>> begin WORKING DATA

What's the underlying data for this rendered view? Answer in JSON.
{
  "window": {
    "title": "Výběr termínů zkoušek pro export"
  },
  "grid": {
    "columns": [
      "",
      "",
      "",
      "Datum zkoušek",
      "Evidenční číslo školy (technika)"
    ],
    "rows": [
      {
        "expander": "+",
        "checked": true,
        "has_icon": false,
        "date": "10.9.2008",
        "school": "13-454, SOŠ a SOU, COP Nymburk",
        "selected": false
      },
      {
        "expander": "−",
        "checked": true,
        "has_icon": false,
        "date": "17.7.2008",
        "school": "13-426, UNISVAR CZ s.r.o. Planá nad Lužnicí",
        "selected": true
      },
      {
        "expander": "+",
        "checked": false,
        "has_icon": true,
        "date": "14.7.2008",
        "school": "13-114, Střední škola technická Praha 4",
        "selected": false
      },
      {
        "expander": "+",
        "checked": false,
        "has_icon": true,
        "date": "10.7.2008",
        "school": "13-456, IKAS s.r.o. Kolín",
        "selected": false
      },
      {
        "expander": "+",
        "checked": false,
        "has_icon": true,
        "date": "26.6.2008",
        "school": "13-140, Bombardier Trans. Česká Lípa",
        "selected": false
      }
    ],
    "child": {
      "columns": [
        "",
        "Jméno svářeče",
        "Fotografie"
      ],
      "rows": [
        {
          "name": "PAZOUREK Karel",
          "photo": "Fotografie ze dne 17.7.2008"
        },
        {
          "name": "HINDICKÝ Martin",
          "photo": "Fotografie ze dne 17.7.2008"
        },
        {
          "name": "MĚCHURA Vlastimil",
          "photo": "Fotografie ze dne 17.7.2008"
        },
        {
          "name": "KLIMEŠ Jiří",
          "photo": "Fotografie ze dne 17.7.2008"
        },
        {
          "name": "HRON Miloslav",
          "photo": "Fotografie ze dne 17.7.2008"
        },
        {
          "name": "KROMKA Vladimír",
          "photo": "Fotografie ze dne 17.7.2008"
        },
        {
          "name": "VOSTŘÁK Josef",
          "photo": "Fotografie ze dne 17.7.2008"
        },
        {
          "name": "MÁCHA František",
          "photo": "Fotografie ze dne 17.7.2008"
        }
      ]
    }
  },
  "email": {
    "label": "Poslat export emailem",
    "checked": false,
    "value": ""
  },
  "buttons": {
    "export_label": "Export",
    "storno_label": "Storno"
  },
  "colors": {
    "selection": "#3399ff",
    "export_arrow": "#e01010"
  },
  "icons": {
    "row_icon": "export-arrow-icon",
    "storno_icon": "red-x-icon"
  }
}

>> end WORKING DATA
>> begin WORKING DATA

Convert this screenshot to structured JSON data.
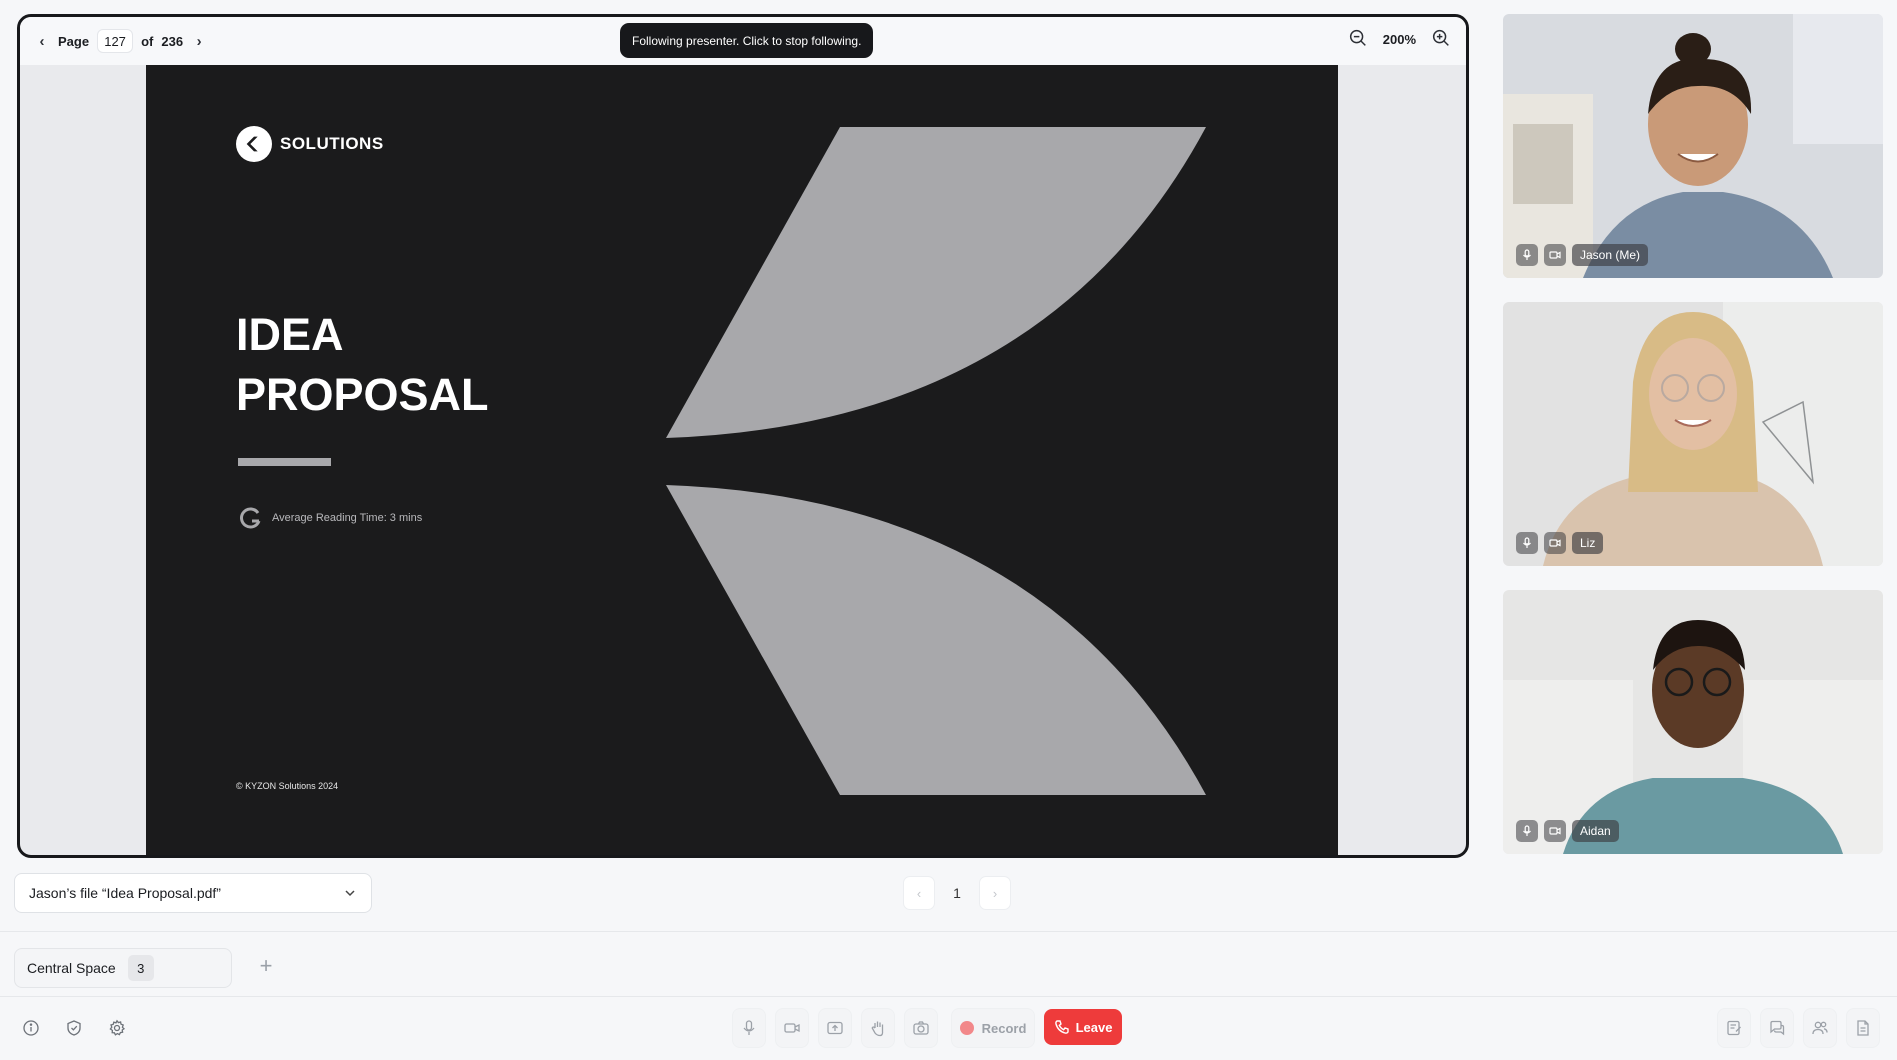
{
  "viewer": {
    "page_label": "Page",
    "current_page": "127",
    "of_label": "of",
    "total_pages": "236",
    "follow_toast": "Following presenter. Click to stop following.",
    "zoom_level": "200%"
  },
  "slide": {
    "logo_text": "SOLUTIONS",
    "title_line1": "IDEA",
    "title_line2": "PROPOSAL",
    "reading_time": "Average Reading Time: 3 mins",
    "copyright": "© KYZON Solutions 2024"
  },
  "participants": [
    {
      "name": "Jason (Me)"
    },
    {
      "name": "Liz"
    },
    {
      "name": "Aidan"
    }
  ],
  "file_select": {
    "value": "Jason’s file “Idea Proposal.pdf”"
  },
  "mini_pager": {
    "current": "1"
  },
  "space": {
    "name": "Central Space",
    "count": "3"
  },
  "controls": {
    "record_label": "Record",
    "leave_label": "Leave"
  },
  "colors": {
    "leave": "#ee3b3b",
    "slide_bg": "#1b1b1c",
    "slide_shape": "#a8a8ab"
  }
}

>> end WORKING DATA

_STATED PROBLEM_
How many of the lines above hold the word "date"? Give only that number.

_RESULT_
5